- **RECORDS FOR THE TASK**
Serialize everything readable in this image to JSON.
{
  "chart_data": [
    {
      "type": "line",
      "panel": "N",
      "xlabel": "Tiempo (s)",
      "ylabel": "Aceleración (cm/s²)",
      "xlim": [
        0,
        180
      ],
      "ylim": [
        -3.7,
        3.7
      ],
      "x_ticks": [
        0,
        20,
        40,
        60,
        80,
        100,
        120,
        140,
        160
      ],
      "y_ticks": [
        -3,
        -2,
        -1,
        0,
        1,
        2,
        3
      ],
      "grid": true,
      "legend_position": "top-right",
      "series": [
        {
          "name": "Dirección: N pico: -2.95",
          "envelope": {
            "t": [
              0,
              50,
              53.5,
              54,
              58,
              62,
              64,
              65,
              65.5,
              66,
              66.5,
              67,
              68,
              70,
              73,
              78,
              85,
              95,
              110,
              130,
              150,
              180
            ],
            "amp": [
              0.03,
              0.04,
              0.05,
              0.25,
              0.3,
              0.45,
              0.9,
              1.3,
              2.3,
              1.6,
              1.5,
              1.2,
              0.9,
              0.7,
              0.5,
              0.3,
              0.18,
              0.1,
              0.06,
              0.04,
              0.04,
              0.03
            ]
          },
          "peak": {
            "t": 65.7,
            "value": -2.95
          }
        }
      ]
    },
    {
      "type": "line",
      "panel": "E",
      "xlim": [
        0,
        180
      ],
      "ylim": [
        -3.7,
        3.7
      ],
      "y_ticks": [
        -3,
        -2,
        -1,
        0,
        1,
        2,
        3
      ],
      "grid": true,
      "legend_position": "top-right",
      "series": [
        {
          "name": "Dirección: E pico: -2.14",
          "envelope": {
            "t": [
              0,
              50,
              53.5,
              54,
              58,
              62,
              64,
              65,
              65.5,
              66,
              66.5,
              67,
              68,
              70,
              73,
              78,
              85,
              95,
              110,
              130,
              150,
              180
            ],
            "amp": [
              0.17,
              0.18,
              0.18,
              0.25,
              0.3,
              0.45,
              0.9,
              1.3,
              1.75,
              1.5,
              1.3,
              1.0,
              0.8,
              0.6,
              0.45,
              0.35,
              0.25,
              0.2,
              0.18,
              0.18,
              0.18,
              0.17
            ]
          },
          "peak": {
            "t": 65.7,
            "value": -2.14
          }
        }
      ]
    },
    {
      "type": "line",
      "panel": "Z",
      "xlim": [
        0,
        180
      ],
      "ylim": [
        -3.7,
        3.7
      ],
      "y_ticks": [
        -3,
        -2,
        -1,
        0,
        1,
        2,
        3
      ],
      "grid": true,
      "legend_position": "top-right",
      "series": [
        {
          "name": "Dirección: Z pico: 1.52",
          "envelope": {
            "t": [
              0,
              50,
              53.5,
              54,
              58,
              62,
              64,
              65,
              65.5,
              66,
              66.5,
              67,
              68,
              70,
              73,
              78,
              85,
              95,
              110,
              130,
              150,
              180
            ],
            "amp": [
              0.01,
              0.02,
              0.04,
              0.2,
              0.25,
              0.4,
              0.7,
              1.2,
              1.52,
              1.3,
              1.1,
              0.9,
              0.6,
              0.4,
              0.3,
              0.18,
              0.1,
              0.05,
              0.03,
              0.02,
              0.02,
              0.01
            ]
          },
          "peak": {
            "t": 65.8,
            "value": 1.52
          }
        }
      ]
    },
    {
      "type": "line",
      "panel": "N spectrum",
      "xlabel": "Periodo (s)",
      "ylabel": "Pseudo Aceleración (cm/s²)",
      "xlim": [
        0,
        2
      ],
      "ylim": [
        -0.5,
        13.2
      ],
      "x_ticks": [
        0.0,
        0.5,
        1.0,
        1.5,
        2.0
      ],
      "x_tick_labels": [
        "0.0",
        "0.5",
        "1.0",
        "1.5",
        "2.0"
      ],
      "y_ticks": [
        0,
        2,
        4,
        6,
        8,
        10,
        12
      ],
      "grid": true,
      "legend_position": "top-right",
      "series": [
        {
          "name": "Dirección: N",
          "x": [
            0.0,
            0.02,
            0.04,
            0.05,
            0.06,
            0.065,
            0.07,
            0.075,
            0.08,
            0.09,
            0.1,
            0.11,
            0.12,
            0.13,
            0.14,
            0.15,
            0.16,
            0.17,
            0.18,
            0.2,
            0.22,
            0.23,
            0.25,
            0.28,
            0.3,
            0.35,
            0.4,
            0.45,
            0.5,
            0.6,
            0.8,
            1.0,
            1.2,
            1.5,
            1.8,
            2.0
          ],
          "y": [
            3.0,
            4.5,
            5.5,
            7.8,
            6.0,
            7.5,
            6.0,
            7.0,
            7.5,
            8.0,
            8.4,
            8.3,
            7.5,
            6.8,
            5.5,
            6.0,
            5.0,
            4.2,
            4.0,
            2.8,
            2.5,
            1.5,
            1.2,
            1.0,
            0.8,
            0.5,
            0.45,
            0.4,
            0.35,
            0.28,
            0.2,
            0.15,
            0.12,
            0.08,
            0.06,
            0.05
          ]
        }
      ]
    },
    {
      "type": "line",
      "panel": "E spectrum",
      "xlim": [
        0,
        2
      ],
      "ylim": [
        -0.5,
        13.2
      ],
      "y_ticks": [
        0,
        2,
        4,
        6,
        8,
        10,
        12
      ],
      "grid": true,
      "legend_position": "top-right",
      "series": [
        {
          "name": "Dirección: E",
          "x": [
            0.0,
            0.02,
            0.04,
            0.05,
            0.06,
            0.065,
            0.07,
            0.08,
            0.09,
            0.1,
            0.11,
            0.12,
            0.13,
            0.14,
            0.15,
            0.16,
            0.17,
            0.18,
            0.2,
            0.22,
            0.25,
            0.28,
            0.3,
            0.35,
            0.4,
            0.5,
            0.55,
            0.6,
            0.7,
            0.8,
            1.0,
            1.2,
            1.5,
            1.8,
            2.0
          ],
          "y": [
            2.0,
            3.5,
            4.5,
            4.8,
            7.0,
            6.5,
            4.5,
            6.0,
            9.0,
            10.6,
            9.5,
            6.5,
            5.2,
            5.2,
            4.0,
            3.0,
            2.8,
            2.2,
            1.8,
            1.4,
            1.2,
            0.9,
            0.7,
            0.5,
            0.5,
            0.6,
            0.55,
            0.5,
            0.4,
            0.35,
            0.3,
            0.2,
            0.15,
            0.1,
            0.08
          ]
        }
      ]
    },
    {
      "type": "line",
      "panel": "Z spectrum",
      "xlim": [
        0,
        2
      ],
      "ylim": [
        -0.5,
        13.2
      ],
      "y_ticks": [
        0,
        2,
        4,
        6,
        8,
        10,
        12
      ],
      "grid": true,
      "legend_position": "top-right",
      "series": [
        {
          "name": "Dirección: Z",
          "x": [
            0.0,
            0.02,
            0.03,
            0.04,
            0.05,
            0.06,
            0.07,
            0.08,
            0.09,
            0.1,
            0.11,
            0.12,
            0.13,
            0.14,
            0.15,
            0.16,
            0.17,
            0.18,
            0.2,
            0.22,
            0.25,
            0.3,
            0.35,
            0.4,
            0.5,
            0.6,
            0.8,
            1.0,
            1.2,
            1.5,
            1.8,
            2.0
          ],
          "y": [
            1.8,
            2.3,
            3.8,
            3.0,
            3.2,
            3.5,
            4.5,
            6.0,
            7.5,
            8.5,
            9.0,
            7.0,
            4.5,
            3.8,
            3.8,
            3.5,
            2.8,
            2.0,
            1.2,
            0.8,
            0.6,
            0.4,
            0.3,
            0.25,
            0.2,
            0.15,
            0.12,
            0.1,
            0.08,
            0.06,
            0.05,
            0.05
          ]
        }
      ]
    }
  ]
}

- **TASK GOAL**
How many of the lines above include the string "spectrum"? Answer with the number only.

- **OUTPUT**
3